§ Working data
########

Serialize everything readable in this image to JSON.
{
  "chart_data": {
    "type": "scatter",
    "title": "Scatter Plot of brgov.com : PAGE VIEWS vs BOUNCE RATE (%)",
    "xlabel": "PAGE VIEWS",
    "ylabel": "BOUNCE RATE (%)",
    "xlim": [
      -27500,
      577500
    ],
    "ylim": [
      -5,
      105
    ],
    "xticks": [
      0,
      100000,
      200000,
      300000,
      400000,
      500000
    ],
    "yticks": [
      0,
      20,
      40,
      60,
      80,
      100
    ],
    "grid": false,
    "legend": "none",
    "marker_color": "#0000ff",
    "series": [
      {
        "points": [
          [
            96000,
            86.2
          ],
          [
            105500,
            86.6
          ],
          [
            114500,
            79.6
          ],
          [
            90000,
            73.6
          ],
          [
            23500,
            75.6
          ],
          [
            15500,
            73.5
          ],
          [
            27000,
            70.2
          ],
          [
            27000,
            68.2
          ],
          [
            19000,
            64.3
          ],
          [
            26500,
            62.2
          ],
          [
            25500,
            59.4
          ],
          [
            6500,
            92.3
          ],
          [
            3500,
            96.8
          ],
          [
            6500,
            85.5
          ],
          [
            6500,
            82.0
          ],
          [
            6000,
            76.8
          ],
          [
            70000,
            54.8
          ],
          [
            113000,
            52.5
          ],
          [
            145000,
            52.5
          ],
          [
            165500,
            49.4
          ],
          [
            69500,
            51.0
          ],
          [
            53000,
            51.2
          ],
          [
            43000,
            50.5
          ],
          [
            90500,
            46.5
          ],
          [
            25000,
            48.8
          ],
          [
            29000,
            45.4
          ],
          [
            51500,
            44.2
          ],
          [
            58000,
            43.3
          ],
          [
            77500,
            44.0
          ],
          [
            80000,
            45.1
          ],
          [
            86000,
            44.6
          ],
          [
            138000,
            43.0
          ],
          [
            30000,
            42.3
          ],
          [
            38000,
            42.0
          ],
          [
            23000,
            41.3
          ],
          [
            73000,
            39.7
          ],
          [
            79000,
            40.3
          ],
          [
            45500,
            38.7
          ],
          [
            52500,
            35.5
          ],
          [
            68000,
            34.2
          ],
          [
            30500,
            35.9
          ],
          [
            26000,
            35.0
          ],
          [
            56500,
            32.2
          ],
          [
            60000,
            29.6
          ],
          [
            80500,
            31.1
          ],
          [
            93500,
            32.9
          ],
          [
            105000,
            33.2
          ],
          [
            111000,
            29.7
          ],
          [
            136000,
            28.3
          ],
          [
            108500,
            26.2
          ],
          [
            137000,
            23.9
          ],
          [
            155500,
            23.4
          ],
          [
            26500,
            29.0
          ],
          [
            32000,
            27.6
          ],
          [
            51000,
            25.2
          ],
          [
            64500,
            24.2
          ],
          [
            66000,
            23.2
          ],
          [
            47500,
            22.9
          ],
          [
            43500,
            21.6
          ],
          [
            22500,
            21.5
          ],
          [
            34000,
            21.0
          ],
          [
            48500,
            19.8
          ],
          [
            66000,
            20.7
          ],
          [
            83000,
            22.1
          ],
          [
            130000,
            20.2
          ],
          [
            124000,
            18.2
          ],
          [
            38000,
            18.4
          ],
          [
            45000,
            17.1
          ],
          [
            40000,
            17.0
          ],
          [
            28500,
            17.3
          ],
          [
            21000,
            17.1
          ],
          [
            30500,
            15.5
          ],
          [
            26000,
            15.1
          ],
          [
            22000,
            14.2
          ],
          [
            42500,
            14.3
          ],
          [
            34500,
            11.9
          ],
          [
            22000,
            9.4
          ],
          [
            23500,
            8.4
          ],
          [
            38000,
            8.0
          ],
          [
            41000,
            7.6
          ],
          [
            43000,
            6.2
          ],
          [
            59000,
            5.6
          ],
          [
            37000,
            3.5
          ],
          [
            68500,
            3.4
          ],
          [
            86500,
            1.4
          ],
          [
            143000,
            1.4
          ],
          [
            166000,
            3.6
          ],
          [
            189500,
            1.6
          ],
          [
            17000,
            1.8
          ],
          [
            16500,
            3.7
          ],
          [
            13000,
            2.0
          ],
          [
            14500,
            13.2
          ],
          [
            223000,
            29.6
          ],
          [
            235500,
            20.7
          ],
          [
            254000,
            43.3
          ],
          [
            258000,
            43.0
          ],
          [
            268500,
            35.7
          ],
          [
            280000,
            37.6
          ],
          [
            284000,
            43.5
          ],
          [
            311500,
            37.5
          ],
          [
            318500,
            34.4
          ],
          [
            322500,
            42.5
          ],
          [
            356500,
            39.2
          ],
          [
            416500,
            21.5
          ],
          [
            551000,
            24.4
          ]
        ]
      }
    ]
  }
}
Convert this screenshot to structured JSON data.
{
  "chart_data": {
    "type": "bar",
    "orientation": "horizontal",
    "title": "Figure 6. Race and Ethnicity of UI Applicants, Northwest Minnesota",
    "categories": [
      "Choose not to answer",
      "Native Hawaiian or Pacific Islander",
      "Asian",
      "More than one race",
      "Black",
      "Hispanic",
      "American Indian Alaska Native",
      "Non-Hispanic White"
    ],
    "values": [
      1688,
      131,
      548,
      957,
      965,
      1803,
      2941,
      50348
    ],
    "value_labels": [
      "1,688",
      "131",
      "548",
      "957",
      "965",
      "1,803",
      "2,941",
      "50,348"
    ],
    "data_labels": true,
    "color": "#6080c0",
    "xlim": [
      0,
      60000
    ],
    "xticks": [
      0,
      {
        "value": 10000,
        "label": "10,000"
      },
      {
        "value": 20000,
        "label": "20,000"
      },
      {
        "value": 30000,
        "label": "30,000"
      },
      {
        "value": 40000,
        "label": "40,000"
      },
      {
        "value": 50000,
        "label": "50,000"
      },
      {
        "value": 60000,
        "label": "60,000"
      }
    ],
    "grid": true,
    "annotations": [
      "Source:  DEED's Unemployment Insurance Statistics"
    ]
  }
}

########

Among the lines of the records above, count those holding the string "PAGE", and report only the number.

§ Reply to the task
2